◆ Problem to solve ◆
Find and copy every line in the records that includes the string "ylabel".

____

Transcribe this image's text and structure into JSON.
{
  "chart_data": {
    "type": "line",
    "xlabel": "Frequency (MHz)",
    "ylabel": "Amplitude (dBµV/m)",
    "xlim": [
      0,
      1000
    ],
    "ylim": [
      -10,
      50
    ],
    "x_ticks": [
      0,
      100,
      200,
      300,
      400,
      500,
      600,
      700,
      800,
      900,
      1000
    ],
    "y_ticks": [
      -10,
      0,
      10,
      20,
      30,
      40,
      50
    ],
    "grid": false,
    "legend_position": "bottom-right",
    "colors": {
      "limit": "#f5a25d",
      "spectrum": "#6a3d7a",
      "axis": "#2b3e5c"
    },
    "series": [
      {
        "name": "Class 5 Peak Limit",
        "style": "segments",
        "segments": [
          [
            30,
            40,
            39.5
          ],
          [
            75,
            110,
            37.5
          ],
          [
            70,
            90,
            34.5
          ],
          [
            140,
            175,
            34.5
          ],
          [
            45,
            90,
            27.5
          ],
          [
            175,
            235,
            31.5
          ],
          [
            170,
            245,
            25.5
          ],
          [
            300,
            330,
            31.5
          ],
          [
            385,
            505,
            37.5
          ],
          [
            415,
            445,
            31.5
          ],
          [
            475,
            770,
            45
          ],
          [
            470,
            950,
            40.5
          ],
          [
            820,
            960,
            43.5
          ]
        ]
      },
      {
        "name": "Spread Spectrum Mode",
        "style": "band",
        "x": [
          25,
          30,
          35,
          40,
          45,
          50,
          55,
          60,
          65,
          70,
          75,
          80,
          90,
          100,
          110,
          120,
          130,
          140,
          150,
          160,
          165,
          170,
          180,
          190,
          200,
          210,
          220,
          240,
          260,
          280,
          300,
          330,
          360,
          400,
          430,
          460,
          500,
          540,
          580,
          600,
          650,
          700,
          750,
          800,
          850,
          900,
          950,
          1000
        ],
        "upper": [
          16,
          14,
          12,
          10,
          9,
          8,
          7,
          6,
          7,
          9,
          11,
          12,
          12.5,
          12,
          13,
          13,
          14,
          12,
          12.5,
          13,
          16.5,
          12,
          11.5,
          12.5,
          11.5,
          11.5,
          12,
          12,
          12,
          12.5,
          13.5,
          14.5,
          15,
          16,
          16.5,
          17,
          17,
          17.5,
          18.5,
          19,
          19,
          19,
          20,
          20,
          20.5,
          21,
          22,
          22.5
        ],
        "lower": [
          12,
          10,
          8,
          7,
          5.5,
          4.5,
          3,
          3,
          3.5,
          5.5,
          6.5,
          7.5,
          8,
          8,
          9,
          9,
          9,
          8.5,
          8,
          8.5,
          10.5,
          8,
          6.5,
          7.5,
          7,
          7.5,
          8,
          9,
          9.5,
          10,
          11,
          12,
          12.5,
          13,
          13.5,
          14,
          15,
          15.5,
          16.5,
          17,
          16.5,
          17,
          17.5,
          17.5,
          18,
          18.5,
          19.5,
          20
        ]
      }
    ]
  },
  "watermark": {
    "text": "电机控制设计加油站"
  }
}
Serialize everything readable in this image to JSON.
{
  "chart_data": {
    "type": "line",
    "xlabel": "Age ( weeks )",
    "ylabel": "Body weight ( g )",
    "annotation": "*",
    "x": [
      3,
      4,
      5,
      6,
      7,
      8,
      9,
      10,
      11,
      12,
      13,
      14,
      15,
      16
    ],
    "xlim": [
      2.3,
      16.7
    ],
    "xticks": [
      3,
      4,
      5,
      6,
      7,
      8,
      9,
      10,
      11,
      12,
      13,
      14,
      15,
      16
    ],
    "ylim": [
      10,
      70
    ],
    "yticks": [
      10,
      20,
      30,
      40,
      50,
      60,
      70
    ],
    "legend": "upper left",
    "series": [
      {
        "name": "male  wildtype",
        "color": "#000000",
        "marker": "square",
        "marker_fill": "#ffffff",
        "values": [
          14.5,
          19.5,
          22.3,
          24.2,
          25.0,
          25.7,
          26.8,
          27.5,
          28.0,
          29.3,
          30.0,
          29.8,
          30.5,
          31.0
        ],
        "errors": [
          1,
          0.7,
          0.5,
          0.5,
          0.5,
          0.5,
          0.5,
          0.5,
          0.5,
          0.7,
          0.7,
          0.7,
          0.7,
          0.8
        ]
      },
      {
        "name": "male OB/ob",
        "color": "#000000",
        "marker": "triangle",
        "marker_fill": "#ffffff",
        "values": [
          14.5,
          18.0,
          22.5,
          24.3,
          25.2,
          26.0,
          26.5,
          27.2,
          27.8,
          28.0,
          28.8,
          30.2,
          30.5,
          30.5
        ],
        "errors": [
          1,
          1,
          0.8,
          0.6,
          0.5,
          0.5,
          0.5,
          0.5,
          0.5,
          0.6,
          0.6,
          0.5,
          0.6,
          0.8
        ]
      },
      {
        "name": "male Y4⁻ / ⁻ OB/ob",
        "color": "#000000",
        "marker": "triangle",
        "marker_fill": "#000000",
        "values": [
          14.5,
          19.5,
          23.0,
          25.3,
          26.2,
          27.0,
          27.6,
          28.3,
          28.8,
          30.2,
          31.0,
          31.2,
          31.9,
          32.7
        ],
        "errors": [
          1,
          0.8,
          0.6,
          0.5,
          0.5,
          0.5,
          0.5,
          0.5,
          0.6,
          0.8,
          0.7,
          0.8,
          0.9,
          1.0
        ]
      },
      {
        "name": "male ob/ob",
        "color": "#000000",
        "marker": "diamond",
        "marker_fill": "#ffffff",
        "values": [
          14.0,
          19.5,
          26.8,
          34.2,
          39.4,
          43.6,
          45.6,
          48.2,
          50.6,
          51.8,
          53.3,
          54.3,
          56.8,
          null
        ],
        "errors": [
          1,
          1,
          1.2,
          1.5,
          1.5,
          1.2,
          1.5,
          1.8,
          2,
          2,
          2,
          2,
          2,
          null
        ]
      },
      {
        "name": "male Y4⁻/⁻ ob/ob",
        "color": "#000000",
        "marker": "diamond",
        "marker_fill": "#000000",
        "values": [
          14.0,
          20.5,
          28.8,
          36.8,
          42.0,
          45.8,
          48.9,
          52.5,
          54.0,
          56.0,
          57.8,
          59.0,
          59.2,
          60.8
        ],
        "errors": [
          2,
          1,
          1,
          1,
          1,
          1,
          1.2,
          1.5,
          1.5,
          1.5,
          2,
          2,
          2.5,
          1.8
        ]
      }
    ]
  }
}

____

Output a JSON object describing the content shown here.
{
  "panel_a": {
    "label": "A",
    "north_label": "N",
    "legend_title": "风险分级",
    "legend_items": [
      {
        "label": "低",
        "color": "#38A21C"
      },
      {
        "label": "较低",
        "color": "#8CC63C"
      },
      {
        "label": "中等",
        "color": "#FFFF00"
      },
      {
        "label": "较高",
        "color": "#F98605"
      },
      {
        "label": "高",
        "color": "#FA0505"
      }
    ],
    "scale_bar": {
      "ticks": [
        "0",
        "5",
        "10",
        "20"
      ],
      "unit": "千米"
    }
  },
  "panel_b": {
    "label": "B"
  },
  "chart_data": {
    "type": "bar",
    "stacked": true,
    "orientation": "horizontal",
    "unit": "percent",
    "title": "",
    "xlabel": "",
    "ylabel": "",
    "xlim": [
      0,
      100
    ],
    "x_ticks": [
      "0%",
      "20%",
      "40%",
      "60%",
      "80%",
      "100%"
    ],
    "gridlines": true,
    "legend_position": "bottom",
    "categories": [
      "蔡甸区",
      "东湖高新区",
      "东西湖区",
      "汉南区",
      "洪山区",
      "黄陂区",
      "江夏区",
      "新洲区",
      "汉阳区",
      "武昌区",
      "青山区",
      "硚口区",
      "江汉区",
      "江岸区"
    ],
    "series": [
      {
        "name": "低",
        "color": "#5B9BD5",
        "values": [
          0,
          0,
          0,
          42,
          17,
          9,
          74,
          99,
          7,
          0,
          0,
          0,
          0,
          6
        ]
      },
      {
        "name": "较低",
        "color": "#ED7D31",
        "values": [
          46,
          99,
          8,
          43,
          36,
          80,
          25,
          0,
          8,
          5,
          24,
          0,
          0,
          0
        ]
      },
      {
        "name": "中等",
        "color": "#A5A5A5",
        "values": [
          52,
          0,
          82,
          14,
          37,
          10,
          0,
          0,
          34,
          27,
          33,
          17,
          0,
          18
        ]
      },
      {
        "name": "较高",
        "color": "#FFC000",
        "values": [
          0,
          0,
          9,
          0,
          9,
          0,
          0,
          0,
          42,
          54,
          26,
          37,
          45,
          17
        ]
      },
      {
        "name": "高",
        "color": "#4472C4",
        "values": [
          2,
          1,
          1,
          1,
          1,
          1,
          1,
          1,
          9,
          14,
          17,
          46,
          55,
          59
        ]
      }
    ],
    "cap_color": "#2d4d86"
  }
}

____

◆ Completed task ◆
    "ylabel": "Amplitude (dBµV/m)",
    "ylabel": "Body weight ( g )",
    "ylabel": "",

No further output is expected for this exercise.